EXTRACTED MATERIAL
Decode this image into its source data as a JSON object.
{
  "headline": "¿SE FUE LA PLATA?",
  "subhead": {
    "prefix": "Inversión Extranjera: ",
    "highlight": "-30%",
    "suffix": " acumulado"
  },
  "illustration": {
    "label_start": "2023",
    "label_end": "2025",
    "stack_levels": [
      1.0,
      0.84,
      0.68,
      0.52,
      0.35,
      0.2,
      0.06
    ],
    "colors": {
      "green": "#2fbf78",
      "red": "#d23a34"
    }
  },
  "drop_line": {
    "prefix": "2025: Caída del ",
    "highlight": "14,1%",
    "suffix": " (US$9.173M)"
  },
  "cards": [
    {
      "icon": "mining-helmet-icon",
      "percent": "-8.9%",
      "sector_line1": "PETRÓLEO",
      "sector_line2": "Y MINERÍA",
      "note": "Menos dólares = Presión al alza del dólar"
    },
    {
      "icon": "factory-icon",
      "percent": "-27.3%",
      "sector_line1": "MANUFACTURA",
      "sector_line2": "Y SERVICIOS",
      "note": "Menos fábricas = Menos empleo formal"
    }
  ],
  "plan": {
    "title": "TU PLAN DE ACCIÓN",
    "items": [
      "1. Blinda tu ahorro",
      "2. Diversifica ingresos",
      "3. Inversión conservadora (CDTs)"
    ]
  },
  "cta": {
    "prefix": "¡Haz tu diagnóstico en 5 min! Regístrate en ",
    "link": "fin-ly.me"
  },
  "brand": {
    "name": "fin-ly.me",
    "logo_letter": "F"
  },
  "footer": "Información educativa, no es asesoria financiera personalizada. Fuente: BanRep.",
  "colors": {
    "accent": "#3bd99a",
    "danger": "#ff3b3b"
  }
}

AIM OF THE EXERCISE
Copy all of the data exactly.

RESPONSE TO THE EXERCISE
Decode this image into its source data as a JSON object.
{
  "headline": "¿SE FUE LA PLATA?",
  "subhead": {
    "prefix": "Inversión Extranjera: ",
    "highlight": "-30%",
    "suffix": " acumulado"
  },
  "illustration": {
    "label_start": "2023",
    "label_end": "2025",
    "stack_levels": [
      1.0,
      0.84,
      0.68,
      0.52,
      0.35,
      0.2,
      0.06
    ],
    "colors": {
      "green": "#2fbf78",
      "red": "#d23a34"
    }
  },
  "drop_line": {
    "prefix": "2025: Caída del ",
    "highlight": "14,1%",
    "suffix": " (US$9.173M)"
  },
  "cards": [
    {
      "icon": "mining-helmet-icon",
      "percent": "-8.9%",
      "sector_line1": "PETRÓLEO",
      "sector_line2": "Y MINERÍA",
      "note": "Menos dólares = Presión al alza del dólar"
    },
    {
      "icon": "factory-icon",
      "percent": "-27.3%",
      "sector_line1": "MANUFACTURA",
      "sector_line2": "Y SERVICIOS",
      "note": "Menos fábricas = Menos empleo formal"
    }
  ],
  "plan": {
    "title": "TU PLAN DE ACCIÓN",
    "items": [
      "1. Blinda tu ahorro",
      "2. Diversifica ingresos",
      "3. Inversión conservadora (CDTs)"
    ]
  },
  "cta": {
    "prefix": "¡Haz tu diagnóstico en 5 min! Regístrate en ",
    "link": "fin-ly.me"
  },
  "brand": {
    "name": "fin-ly.me",
    "logo_letter": "F"
  },
  "footer": "Información educativa, no es asesoria financiera personalizada. Fuente: BanRep.",
  "colors": {
    "accent": "#3bd99a",
    "danger": "#ff3b3b"
  }
}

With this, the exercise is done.